— Instruction —
Provide an exact copy of the data, excluding the images.

[Start Listed records]

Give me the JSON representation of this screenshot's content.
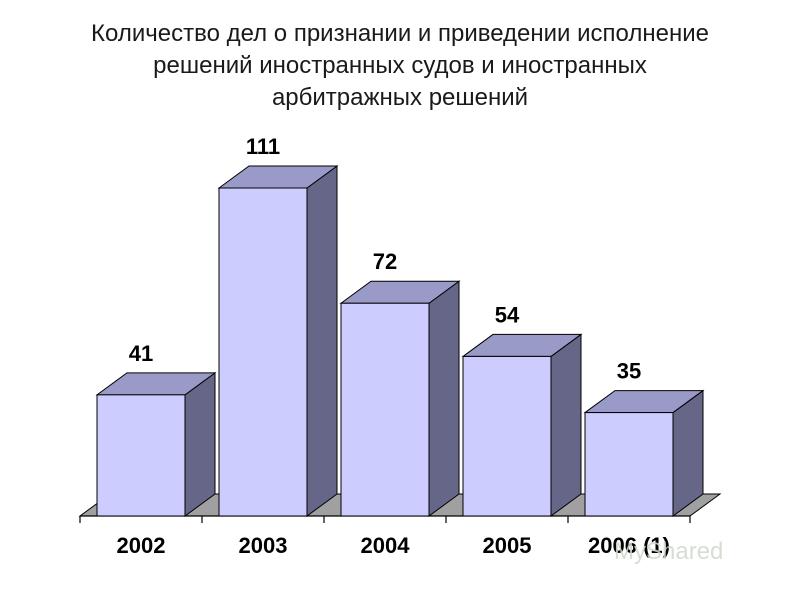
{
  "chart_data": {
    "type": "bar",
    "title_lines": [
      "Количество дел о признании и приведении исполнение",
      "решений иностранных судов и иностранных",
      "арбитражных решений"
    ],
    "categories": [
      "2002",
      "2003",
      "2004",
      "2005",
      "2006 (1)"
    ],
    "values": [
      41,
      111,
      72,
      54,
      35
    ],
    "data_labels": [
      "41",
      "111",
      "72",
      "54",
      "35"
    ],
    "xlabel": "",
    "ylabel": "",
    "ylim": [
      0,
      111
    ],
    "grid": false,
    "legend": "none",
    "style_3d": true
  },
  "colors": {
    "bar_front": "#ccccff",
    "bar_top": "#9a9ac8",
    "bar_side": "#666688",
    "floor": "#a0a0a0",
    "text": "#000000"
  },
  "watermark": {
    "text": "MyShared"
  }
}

[End Listed records]

— Solution to this exercise —
Give me the JSON representation of this screenshot's content.
{
  "chart_data": {
    "type": "bar",
    "title_lines": [
      "Количество дел о признании и приведении исполнение",
      "решений иностранных судов и иностранных",
      "арбитражных решений"
    ],
    "categories": [
      "2002",
      "2003",
      "2004",
      "2005",
      "2006 (1)"
    ],
    "values": [
      41,
      111,
      72,
      54,
      35
    ],
    "data_labels": [
      "41",
      "111",
      "72",
      "54",
      "35"
    ],
    "xlabel": "",
    "ylabel": "",
    "ylim": [
      0,
      111
    ],
    "grid": false,
    "legend": "none",
    "style_3d": true
  },
  "colors": {
    "bar_front": "#ccccff",
    "bar_top": "#9a9ac8",
    "bar_side": "#666688",
    "floor": "#a0a0a0",
    "text": "#000000"
  },
  "watermark": {
    "text": "MyShared"
  }
}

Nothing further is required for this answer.